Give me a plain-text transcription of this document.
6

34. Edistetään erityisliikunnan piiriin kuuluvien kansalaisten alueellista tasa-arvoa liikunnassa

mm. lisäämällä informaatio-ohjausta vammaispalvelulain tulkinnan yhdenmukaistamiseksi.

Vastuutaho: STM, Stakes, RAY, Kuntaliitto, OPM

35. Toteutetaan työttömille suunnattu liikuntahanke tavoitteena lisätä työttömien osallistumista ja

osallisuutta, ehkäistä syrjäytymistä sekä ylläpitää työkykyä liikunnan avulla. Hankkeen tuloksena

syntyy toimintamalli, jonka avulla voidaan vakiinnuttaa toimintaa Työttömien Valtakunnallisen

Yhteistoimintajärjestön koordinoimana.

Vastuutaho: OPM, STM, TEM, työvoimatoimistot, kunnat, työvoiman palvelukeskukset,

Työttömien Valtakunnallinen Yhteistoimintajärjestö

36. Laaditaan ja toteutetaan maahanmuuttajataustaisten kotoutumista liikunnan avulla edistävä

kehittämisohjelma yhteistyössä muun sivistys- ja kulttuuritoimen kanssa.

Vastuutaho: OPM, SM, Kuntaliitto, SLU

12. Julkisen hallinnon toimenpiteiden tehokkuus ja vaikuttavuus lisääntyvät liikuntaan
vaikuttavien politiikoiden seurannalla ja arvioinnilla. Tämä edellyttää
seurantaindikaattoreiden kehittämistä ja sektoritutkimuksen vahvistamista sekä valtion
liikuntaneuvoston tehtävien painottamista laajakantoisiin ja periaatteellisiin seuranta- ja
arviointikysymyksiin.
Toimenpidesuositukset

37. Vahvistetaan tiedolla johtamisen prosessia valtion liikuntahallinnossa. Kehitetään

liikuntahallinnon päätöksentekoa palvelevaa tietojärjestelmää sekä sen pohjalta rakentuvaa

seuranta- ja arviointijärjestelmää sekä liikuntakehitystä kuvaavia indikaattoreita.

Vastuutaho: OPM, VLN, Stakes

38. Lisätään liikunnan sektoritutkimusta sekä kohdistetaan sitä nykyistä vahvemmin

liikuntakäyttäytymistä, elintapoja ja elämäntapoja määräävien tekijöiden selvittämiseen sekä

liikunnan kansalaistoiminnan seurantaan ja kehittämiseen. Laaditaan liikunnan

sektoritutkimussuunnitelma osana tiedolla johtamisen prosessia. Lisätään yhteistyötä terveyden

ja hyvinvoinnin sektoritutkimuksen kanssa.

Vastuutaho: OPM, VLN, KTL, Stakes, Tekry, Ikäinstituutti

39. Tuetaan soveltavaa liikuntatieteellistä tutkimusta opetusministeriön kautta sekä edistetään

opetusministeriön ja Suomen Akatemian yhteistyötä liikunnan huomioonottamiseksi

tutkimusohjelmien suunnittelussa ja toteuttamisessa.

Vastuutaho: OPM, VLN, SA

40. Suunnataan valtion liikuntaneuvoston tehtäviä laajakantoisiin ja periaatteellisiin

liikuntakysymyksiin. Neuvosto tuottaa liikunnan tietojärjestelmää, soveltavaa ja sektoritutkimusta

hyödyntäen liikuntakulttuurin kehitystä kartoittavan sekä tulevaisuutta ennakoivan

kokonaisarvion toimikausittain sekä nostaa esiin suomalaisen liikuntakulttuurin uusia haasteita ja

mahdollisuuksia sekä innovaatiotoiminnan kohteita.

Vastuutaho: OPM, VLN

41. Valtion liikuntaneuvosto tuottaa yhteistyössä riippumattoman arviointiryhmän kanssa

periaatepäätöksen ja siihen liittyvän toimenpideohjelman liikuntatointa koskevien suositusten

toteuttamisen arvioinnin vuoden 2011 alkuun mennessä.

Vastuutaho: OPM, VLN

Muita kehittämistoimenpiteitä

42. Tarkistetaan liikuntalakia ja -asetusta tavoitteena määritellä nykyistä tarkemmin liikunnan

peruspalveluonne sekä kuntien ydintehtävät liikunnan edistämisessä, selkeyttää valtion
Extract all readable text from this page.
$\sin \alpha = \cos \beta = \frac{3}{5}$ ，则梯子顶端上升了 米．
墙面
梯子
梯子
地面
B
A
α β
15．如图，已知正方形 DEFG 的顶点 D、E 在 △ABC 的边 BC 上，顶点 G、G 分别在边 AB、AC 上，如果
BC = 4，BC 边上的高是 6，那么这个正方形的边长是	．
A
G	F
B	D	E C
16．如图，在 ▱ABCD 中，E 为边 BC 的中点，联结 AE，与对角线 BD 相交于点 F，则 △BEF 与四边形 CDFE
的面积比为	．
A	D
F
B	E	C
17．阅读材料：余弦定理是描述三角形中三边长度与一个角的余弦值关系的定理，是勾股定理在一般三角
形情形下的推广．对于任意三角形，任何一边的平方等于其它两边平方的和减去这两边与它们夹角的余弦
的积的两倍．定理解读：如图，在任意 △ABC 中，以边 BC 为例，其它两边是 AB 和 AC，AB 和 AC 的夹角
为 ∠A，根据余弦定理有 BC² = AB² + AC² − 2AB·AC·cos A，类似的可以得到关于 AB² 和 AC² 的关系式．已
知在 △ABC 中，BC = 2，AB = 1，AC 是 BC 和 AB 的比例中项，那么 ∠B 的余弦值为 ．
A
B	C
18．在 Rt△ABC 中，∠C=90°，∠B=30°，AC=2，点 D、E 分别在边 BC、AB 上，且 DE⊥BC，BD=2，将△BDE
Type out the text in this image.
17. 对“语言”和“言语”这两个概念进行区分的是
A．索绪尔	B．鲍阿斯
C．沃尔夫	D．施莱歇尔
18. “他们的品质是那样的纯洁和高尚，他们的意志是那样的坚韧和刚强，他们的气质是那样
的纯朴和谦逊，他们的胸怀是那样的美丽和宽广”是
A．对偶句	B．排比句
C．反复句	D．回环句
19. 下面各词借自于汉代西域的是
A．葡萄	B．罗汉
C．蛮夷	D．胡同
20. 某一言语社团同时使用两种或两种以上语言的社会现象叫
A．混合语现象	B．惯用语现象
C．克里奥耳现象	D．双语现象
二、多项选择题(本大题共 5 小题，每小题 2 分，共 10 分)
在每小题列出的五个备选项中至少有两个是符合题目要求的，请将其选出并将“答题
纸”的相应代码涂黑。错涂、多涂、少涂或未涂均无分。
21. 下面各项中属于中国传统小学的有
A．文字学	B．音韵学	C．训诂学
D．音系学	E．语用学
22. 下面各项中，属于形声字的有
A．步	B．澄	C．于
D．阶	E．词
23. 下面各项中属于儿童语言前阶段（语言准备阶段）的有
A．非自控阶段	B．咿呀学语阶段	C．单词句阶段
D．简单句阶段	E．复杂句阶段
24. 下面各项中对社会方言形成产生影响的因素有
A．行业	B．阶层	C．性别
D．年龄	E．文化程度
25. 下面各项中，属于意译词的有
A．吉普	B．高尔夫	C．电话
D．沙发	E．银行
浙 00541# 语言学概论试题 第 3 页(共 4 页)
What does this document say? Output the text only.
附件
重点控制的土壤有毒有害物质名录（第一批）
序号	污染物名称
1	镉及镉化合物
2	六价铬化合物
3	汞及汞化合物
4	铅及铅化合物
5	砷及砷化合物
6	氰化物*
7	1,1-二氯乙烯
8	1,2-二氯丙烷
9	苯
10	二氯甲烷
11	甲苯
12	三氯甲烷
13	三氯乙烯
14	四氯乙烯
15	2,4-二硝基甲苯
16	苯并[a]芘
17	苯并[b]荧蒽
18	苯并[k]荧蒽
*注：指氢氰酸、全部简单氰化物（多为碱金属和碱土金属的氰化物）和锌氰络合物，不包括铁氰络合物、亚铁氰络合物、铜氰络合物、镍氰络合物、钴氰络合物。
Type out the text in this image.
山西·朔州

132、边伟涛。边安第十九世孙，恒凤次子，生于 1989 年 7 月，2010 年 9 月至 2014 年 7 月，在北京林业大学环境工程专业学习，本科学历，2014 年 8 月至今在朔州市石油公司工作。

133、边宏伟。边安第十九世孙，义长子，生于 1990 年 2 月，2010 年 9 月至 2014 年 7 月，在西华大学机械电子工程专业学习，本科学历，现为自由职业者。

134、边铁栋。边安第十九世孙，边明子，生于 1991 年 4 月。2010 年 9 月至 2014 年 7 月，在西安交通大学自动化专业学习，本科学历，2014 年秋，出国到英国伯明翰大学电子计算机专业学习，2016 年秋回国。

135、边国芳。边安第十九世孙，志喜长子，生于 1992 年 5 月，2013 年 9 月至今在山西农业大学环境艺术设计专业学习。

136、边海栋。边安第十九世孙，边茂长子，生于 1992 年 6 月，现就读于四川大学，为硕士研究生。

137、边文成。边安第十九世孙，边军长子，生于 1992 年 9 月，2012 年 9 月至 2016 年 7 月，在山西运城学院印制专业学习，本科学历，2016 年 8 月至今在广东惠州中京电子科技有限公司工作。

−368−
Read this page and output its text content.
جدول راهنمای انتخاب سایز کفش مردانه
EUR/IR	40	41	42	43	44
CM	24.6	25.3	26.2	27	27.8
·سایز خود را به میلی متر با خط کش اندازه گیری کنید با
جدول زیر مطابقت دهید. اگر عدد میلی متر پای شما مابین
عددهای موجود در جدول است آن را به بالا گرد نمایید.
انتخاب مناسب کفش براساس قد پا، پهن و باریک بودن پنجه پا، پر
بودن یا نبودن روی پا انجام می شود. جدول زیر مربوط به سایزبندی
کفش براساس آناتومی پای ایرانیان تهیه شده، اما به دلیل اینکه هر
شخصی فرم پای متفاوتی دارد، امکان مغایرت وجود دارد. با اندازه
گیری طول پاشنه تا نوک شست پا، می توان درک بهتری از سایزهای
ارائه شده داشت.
++++++++++
Reproduce the listing above exactly from the line containing "Read this page and output its text content." through its last line, with both of those lines included.

Read this page and output its text content.
جدول راهنمای انتخاب سایز کفش مردانه
EUR/IR	40	41	42	43	44
CM	24.6	25.3	26.2	27	27.8
·سایز خود را به میلی متر با خط کش اندازه گیری کنید با
جدول زیر مطابقت دهید. اگر عدد میلی متر پای شما مابین
عددهای موجود در جدول است آن را به بالا گرد نمایید.
انتخاب مناسب کفش براساس قد پا، پهن و باریک بودن پنجه پا، پر
بودن یا نبودن روی پا انجام می شود. جدول زیر مربوط به سایزبندی
کفش براساس آناتومی پای ایرانیان تهیه شده، اما به دلیل اینکه هر
شخصی فرم پای متفاوتی دارد، امکان مغایرت وجود دارد. با اندازه
گیری طول پاشنه تا نوک شست پا، می توان درک بهتری از سایزهای
ارائه شده داشت.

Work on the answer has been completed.